What needs to be done: Exclude all pictures, then copy each of the records exactly as written.

Records that describe figures
* * *
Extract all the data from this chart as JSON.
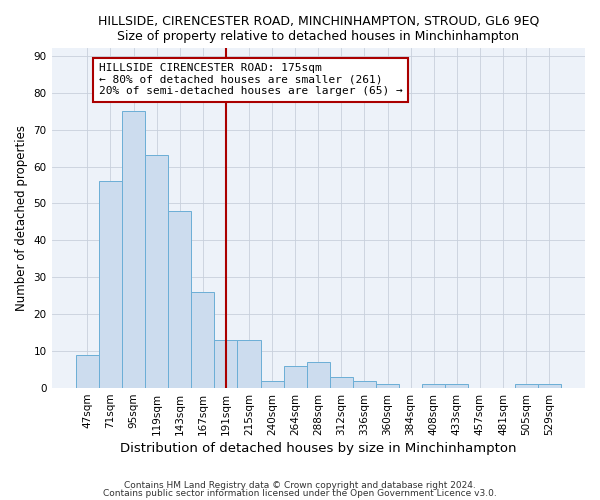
{
  "title": "HILLSIDE, CIRENCESTER ROAD, MINCHINHAMPTON, STROUD, GL6 9EQ",
  "subtitle": "Size of property relative to detached houses in Minchinhampton",
  "xlabel": "Distribution of detached houses by size in Minchinhampton",
  "ylabel": "Number of detached properties",
  "categories": [
    "47sqm",
    "71sqm",
    "95sqm",
    "119sqm",
    "143sqm",
    "167sqm",
    "191sqm",
    "215sqm",
    "240sqm",
    "264sqm",
    "288sqm",
    "312sqm",
    "336sqm",
    "360sqm",
    "384sqm",
    "408sqm",
    "433sqm",
    "457sqm",
    "481sqm",
    "505sqm",
    "529sqm"
  ],
  "values": [
    9,
    56,
    75,
    63,
    48,
    26,
    13,
    13,
    2,
    6,
    7,
    3,
    2,
    1,
    0,
    1,
    1,
    0,
    0,
    1,
    1
  ],
  "bar_color": "#ccdcee",
  "bar_edge_color": "#6baed6",
  "red_line_x": 6.0,
  "red_line_color": "#aa0000",
  "annotation_text": "HILLSIDE CIRENCESTER ROAD: 175sqm\n← 80% of detached houses are smaller (261)\n20% of semi-detached houses are larger (65) →",
  "annotation_box_color": "#ffffff",
  "annotation_box_edge_color": "#aa0000",
  "ylim": [
    0,
    92
  ],
  "yticks": [
    0,
    10,
    20,
    30,
    40,
    50,
    60,
    70,
    80,
    90
  ],
  "footer1": "Contains HM Land Registry data © Crown copyright and database right 2024.",
  "footer2": "Contains public sector information licensed under the Open Government Licence v3.0.",
  "title_fontsize": 9,
  "subtitle_fontsize": 9,
  "xlabel_fontsize": 9.5,
  "ylabel_fontsize": 8.5,
  "tick_fontsize": 7.5,
  "annotation_fontsize": 8,
  "footer_fontsize": 6.5,
  "plot_bg_color": "#edf2f9"
}
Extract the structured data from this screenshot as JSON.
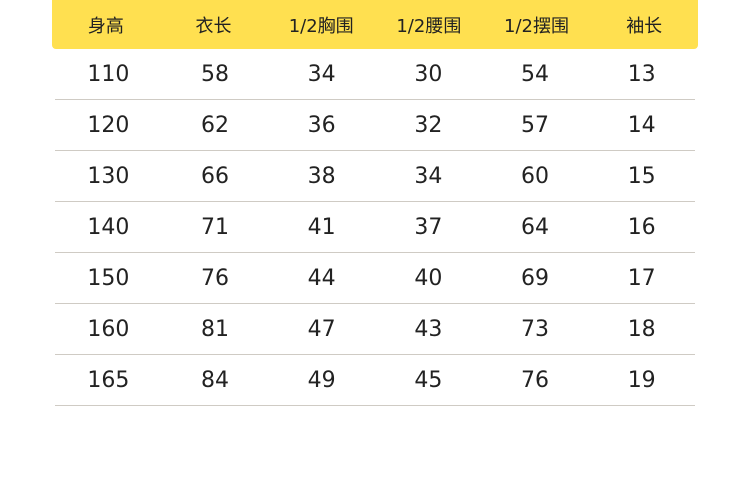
{
  "headers": [
    "身高",
    "衣长",
    "1/2胸围",
    "1/2腰围",
    "1/2摆围",
    "袖长"
  ],
  "rows": [
    [
      "110",
      "58",
      "34",
      "30",
      "54",
      "13"
    ],
    [
      "120",
      "62",
      "36",
      "32",
      "57",
      "14"
    ],
    [
      "130",
      "66",
      "38",
      "34",
      "60",
      "15"
    ],
    [
      "140",
      "71",
      "41",
      "37",
      "64",
      "16"
    ],
    [
      "150",
      "76",
      "44",
      "40",
      "69",
      "17"
    ],
    [
      "160",
      "81",
      "47",
      "43",
      "73",
      "18"
    ],
    [
      "165",
      "84",
      "49",
      "45",
      "76",
      "19"
    ]
  ],
  "colors": {
    "header_bg": "#FFE050",
    "divider": "#cfcbc4"
  }
}
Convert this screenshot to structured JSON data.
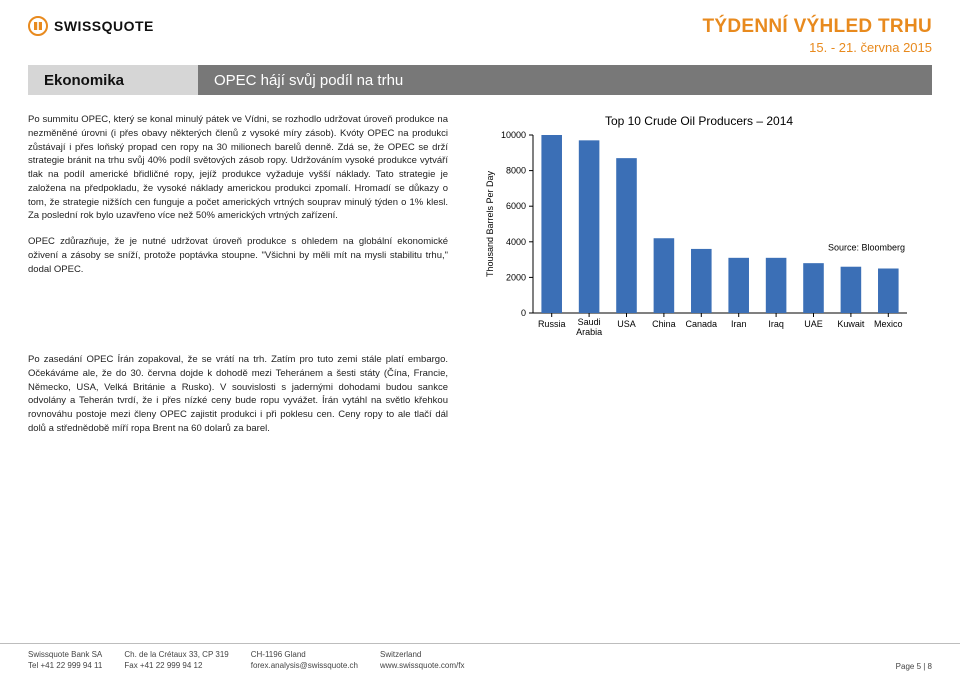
{
  "logo": {
    "text": "SWISSQUOTE"
  },
  "header": {
    "title": "TÝDENNÍ VÝHLED TRHU",
    "date": "15. - 21. června 2015"
  },
  "section": {
    "left": "Ekonomika",
    "right": "OPEC hájí svůj podíl na trhu"
  },
  "body": {
    "p1": "Po summitu OPEC, který se konal minulý pátek ve Vídni, se rozhodlo udržovat úroveň produkce na nezměněné úrovni (i přes obavy některých členů z vysoké míry zásob). Kvóty OPEC na produkci zůstávají i přes loňský propad cen ropy na 30 milionech barelů denně. Zdá se, že OPEC se drží strategie bránit na trhu svůj 40% podíl světových zásob ropy. Udržováním vysoké produkce vytváří tlak na podíl americké břidličné ropy, jejíž produkce vyžaduje vyšší náklady. Tato strategie je založena na předpokladu, že vysoké náklady americkou produkci zpomalí. Hromadí se důkazy o tom, že strategie nižších cen funguje a počet amerických vrtných souprav minulý týden o 1% klesl. Za poslední rok bylo uzavřeno více než 50% amerických vrtných zařízení.",
    "p2": "OPEC zdůrazňuje, že je nutné udržovat úroveň produkce s ohledem na globální ekonomické oživení a zásoby se sníží, protože poptávka stoupne. \"Všichni by měli mít na mysli stabilitu trhu,\" dodal OPEC.",
    "p3": "Po zasedání OPEC Írán zopakoval, že se vrátí na trh. Zatím pro tuto zemi stále platí embargo. Očekáváme ale, že do 30. června dojde k dohodě mezi Teheránem a šesti státy (Čína, Francie, Německo, USA, Velká Británie a Rusko). V souvislosti s jadernými dohodami budou sankce odvolány a Teherán tvrdí, že i přes nízké ceny bude ropu vyvážet. Írán vytáhl na světlo křehkou rovnováhu postoje mezi členy OPEC zajistit produkci i při poklesu cen. Ceny ropy to ale tlačí dál dolů a střednědobě míří ropa Brent na 60 dolarů za barel."
  },
  "chart": {
    "type": "bar",
    "title": "Top 10 Crude Oil Producers – 2014",
    "ylabel": "Thousand Barrels Per Day",
    "ymin": 0,
    "ymax": 10000,
    "ytick_step": 2000,
    "yticks": [
      0,
      2000,
      4000,
      6000,
      8000,
      10000
    ],
    "categories": [
      "Russia",
      "Saudi Arabia",
      "USA",
      "China",
      "Canada",
      "Iran",
      "Iraq",
      "UAE",
      "Kuwait",
      "Mexico"
    ],
    "values": [
      10100,
      9700,
      8700,
      4200,
      3600,
      3100,
      3100,
      2800,
      2600,
      2500
    ],
    "bar_color": "#3b6fb6",
    "axis_color": "#000000",
    "background_color": "#ffffff",
    "label_fontsize": 9,
    "title_fontsize": 12,
    "source": "Source: Bloomberg"
  },
  "footer": {
    "c1": {
      "l1": "Swissquote Bank SA",
      "l2": "Tel +41 22 999 94 11"
    },
    "c2": {
      "l1": "Ch. de la Crétaux 33, CP 319",
      "l2": "Fax +41 22 999 94 12"
    },
    "c3": {
      "l1": "CH-1196 Gland",
      "l2": "forex.analysis@swissquote.ch"
    },
    "c4": {
      "l1": "Switzerland",
      "l2": "www.swissquote.com/fx"
    },
    "page": "Page 5 | 8"
  }
}
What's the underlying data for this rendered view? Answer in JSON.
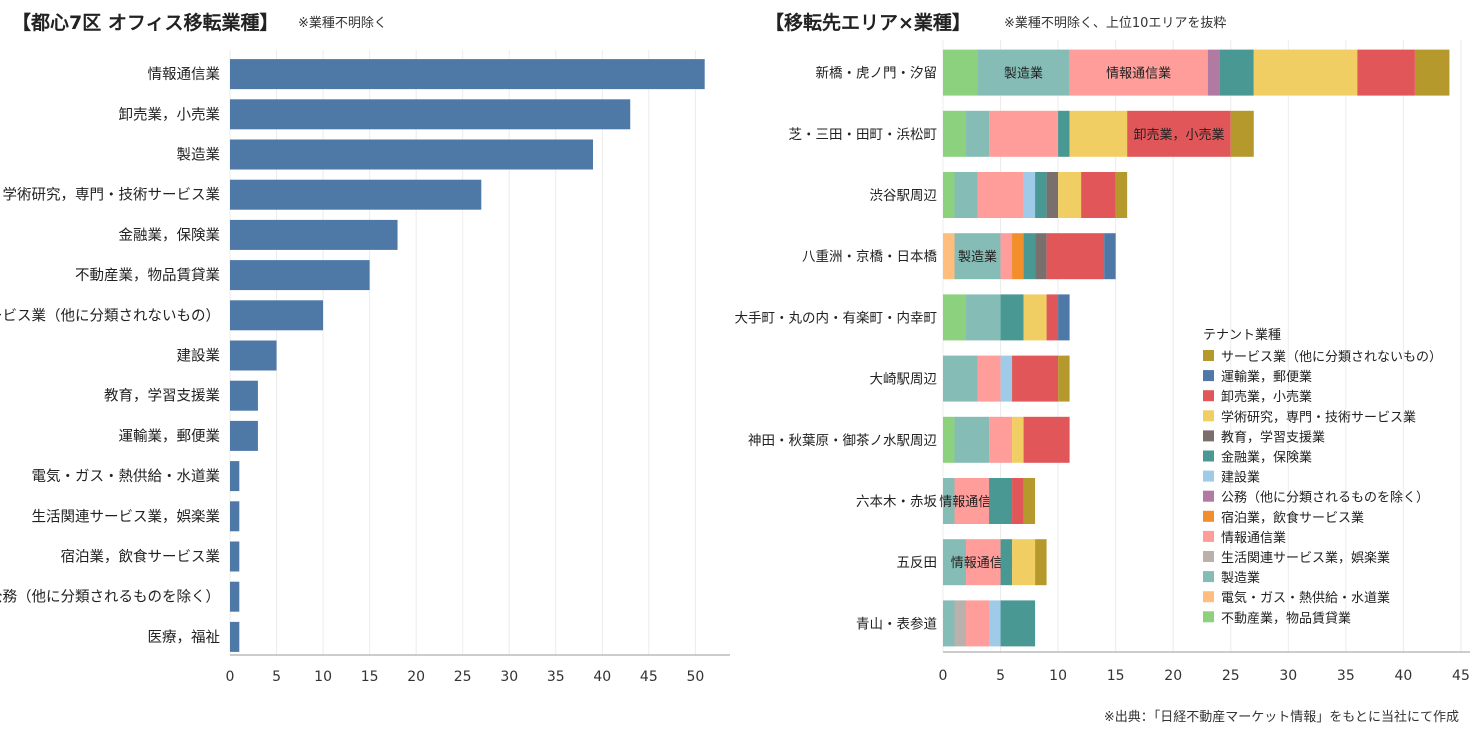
* * *
Expected output:
Extract all the data from this chart as JSON.
{
  "title": "HILLSIDE, CIRENCESTER ROAD, MINCHINHAMPTON, STROUD, GL6 9EQ",
  "subtitle": "Size of property relative to detached houses in Minchinhampton",
  "xlabel": "Distribution of detached houses by size in Minchinhampton",
  "ylabel": "Number of detached properties",
  "categories": [
    "47sqm",
    "71sqm",
    "95sqm",
    "119sqm",
    "143sqm",
    "167sqm",
    "191sqm",
    "215sqm",
    "240sqm",
    "264sqm",
    "288sqm",
    "312sqm",
    "336sqm",
    "360sqm",
    "384sqm",
    "408sqm",
    "433sqm",
    "457sqm",
    "481sqm",
    "505sqm",
    "529sqm"
  ],
  "values": [
    9,
    56,
    75,
    63,
    48,
    26,
    13,
    13,
    2,
    6,
    7,
    3,
    2,
    1,
    0,
    1,
    1,
    0,
    0,
    1,
    1
  ],
  "bar_color": "#ccdcee",
  "bar_edge_color": "#6baed6",
  "red_line_x": 6.0,
  "red_line_color": "#aa0000",
  "annotation_text": "HILLSIDE CIRENCESTER ROAD: 175sqm\n← 80% of detached houses are smaller (261)\n20% of semi-detached houses are larger (65) →",
  "annotation_box_color": "#ffffff",
  "annotation_box_edge_color": "#aa0000",
  "ylim": [
    0,
    92
  ],
  "yticks": [
    0,
    10,
    20,
    30,
    40,
    50,
    60,
    70,
    80,
    90
  ],
  "footer1": "Contains HM Land Registry data © Crown copyright and database right 2024.",
  "footer2": "Contains public sector information licensed under the Open Government Licence v3.0.",
  "title_fontsize": 9,
  "subtitle_fontsize": 9,
  "xlabel_fontsize": 9.5,
  "ylabel_fontsize": 8.5,
  "tick_fontsize": 7.5,
  "annotation_fontsize": 8,
  "footer_fontsize": 6.5,
  "plot_bg_color": "#edf2f9"
}
Extract the structured data from this screenshot as JSON.
{
  "headers": [
    "身高",
    "衣长",
    "1/2胸围",
    "1/2腰围",
    "1/2摆围",
    "袖长"
  ],
  "rows": [
    [
      "110",
      "58",
      "34",
      "30",
      "54",
      "13"
    ],
    [
      "120",
      "62",
      "36",
      "32",
      "57",
      "14"
    ],
    [
      "130",
      "66",
      "38",
      "34",
      "60",
      "15"
    ],
    [
      "140",
      "71",
      "41",
      "37",
      "64",
      "16"
    ],
    [
      "150",
      "76",
      "44",
      "40",
      "69",
      "17"
    ],
    [
      "160",
      "81",
      "47",
      "43",
      "73",
      "18"
    ],
    [
      "165",
      "84",
      "49",
      "45",
      "76",
      "19"
    ]
  ],
  "colors": {
    "header_bg": "#FFE050",
    "divider": "#cfcbc4"
  }
}
Convert this screenshot to structured JSON data.
{
  "logo": {
    "text": "SWISSQUOTE"
  },
  "header": {
    "title": "TÝDENNÍ VÝHLED TRHU",
    "date": "15. - 21. června 2015"
  },
  "section": {
    "left": "Ekonomika",
    "right": "OPEC hájí svůj podíl na trhu"
  },
  "body": {
    "p1": "Po summitu OPEC, který se konal minulý pátek ve Vídni, se rozhodlo udržovat úroveň produkce na nezměněné úrovni (i přes obavy některých členů z vysoké míry zásob). Kvóty OPEC na produkci zůstávají i přes loňský propad cen ropy na 30 milionech barelů denně. Zdá se, že OPEC se drží strategie bránit na trhu svůj 40% podíl světových zásob ropy. Udržováním vysoké produkce vytváří tlak na podíl americké břidličné ropy, jejíž produkce vyžaduje vyšší náklady. Tato strategie je založena na předpokladu, že vysoké náklady americkou produkci zpomalí. Hromadí se důkazy o tom, že strategie nižších cen funguje a počet amerických vrtných souprav minulý týden o 1% klesl. Za poslední rok bylo uzavřeno více než 50% amerických vrtných zařízení.",
    "p2": "OPEC zdůrazňuje, že je nutné udržovat úroveň produkce s ohledem na globální ekonomické oživení a zásoby se sníží, protože poptávka stoupne. \"Všichni by měli mít na mysli stabilitu trhu,\" dodal OPEC.",
    "p3": "Po zasedání OPEC Írán zopakoval, že se vrátí na trh. Zatím pro tuto zemi stále platí embargo. Očekáváme ale, že do 30. června dojde k dohodě mezi Teheránem a šesti státy (Čína, Francie, Německo, USA, Velká Británie a Rusko). V souvislosti s jadernými dohodami budou sankce odvolány a Teherán tvrdí, že i přes nízké ceny bude ropu vyvážet. Írán vytáhl na světlo křehkou rovnováhu postoje mezi členy OPEC zajistit produkci i při poklesu cen. Ceny ropy to ale tlačí dál dolů a střednědobě míří ropa Brent na 60 dolarů za barel."
  },
  "chart": {
    "type": "bar",
    "title": "Top 10 Crude Oil Producers – 2014",
    "ylabel": "Thousand Barrels Per Day",
    "ymin": 0,
    "ymax": 10000,
    "ytick_step": 2000,
    "yticks": [
      0,
      2000,
      4000,
      6000,
      8000,
      10000
    ],
    "categories": [
      "Russia",
      "Saudi Arabia",
      "USA",
      "China",
      "Canada",
      "Iran",
      "Iraq",
      "UAE",
      "Kuwait",
      "Mexico"
    ],
    "values": [
      10100,
      9700,
      8700,
      4200,
      3600,
      3100,
      3100,
      2800,
      2600,
      2500
    ],
    "bar_color": "#3b6fb6",
    "axis_color": "#000000",
    "background_color": "#ffffff",
    "label_fontsize": 9,
    "title_fontsize": 12,
    "source": "Source: Bloomberg"
  },
  "footer": {
    "c1": {
      "l1": "Swissquote Bank SA",
      "l2": "Tel +41 22 999 94 11"
    },
    "c2": {
      "l1": "Ch. de la Crétaux 33, CP 319",
      "l2": "Fax +41 22 999 94 12"
    },
    "c3": {
      "l1": "CH-1196 Gland",
      "l2": "forex.analysis@swissquote.ch"
    },
    "c4": {
      "l1": "Switzerland",
      "l2": "www.swissquote.com/fx"
    },
    "page": "Page 5 | 8"
  }
}
What's the underlying data for this rendered view? Answer in JSON.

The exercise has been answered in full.